*Given records*.
━━━━
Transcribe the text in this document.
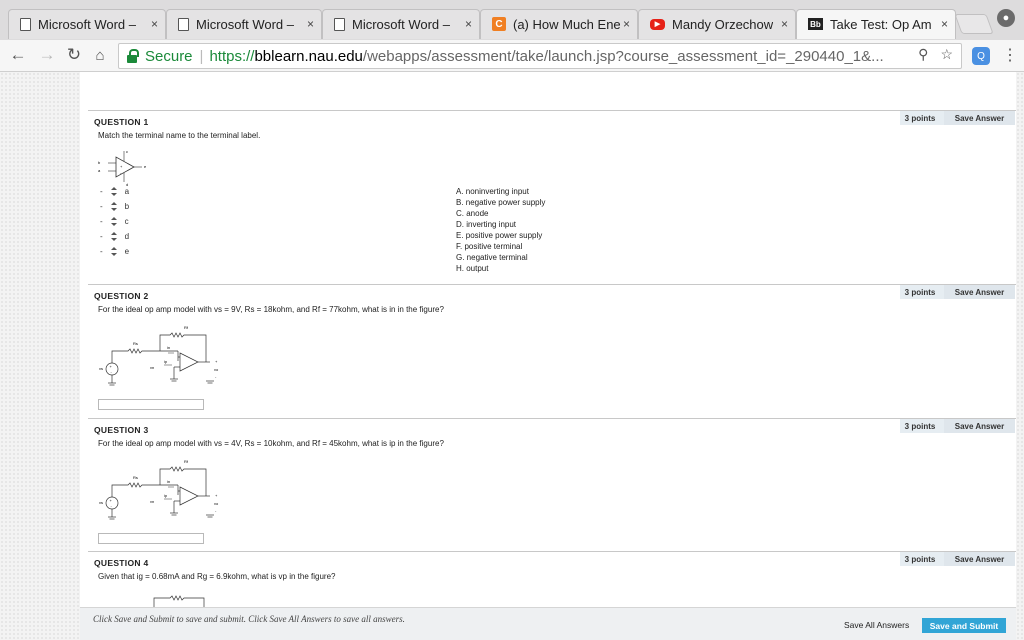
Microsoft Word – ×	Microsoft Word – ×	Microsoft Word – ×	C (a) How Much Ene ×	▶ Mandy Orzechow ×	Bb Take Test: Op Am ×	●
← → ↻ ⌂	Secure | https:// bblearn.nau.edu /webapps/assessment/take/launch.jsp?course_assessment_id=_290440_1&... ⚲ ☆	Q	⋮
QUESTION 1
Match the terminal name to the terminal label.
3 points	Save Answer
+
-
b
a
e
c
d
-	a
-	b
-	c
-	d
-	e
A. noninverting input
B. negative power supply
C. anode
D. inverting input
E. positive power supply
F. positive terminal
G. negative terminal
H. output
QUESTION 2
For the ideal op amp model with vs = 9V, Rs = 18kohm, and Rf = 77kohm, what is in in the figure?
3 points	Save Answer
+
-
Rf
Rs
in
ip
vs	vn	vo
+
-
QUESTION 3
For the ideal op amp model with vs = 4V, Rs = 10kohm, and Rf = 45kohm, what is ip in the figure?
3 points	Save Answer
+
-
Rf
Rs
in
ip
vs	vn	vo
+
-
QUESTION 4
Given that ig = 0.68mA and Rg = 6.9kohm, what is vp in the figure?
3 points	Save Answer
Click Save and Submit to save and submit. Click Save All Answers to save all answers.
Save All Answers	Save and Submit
━━━━
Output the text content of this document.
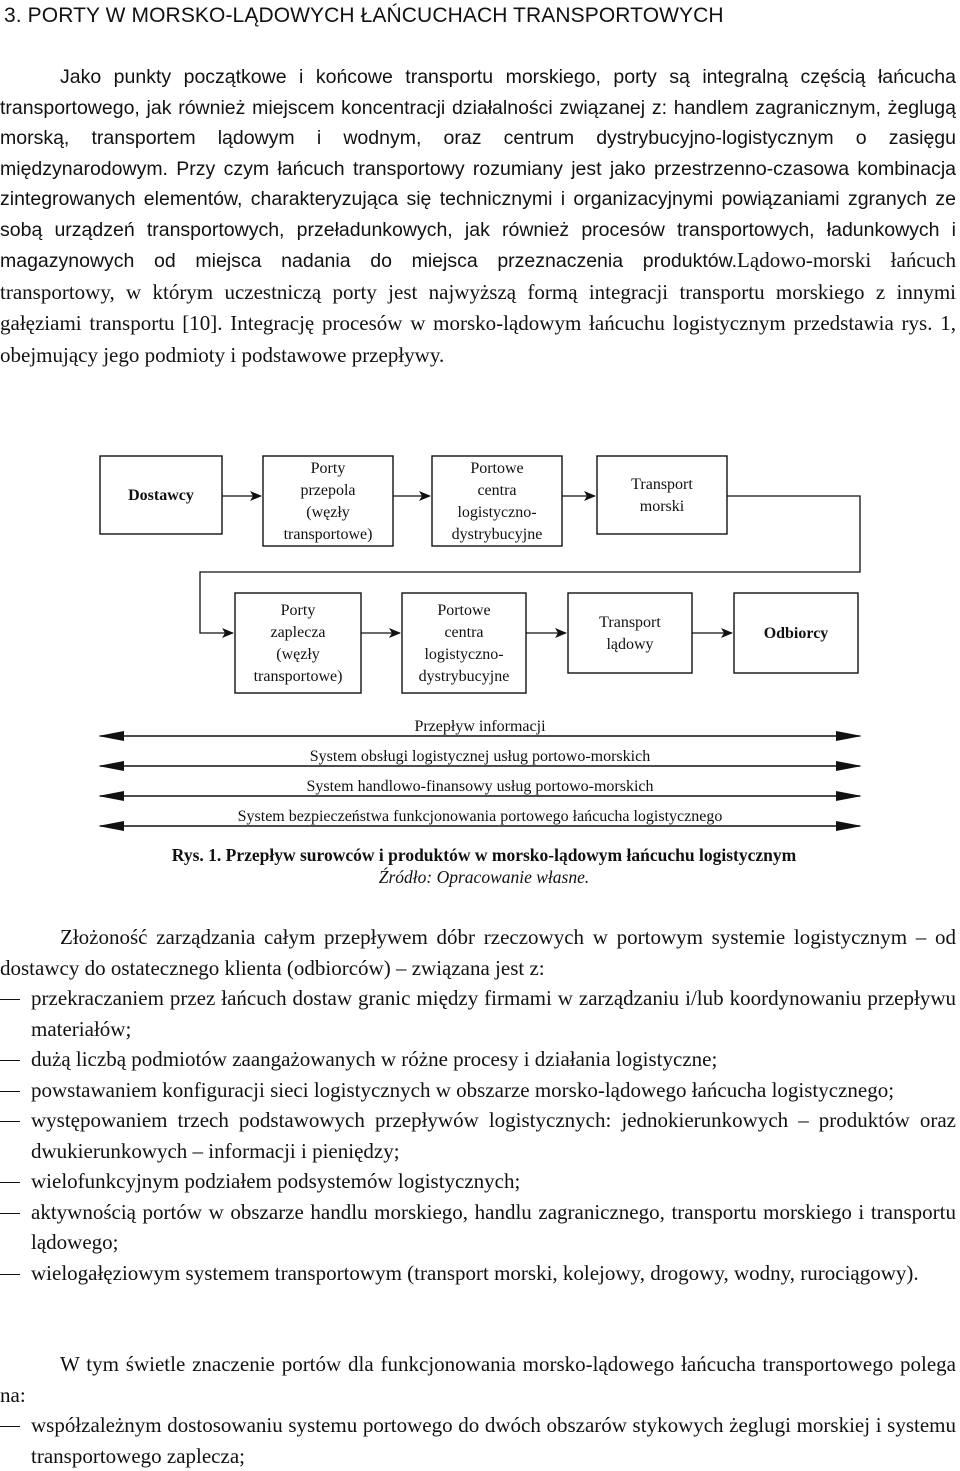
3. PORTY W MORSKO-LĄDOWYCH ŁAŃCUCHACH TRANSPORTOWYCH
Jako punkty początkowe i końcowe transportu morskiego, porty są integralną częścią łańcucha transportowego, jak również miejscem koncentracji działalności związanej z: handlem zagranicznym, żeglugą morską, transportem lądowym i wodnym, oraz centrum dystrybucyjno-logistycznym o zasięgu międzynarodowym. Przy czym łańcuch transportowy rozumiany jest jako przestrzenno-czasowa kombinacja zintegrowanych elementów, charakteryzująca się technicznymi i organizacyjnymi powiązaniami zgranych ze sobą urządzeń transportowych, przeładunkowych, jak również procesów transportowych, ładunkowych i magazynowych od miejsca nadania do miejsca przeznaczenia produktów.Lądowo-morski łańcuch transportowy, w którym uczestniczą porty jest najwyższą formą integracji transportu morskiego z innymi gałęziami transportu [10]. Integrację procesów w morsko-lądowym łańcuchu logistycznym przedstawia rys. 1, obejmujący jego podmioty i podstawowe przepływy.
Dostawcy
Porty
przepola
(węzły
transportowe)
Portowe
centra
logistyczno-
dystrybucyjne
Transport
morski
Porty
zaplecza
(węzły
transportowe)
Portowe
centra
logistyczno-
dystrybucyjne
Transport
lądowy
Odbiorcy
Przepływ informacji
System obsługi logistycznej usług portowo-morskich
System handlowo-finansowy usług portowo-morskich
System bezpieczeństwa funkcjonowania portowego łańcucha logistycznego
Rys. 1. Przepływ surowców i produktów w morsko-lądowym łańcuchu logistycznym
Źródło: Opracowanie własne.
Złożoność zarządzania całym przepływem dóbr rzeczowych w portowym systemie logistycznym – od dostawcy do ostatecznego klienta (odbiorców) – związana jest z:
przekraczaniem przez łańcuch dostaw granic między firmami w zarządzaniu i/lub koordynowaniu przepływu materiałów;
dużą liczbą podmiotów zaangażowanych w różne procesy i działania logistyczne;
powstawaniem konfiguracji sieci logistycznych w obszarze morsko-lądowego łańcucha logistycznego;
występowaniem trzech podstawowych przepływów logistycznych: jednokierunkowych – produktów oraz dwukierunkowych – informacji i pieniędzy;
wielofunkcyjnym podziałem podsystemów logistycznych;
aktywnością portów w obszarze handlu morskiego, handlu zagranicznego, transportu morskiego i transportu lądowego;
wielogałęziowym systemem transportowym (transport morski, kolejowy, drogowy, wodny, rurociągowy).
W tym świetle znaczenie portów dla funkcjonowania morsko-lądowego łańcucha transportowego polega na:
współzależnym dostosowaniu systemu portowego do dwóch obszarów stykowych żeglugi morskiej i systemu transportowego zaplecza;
━━━━
*Exercise goal*. In how many lines of the data does the string "Submit" appear? Give only the number.

*Response to the task*. 2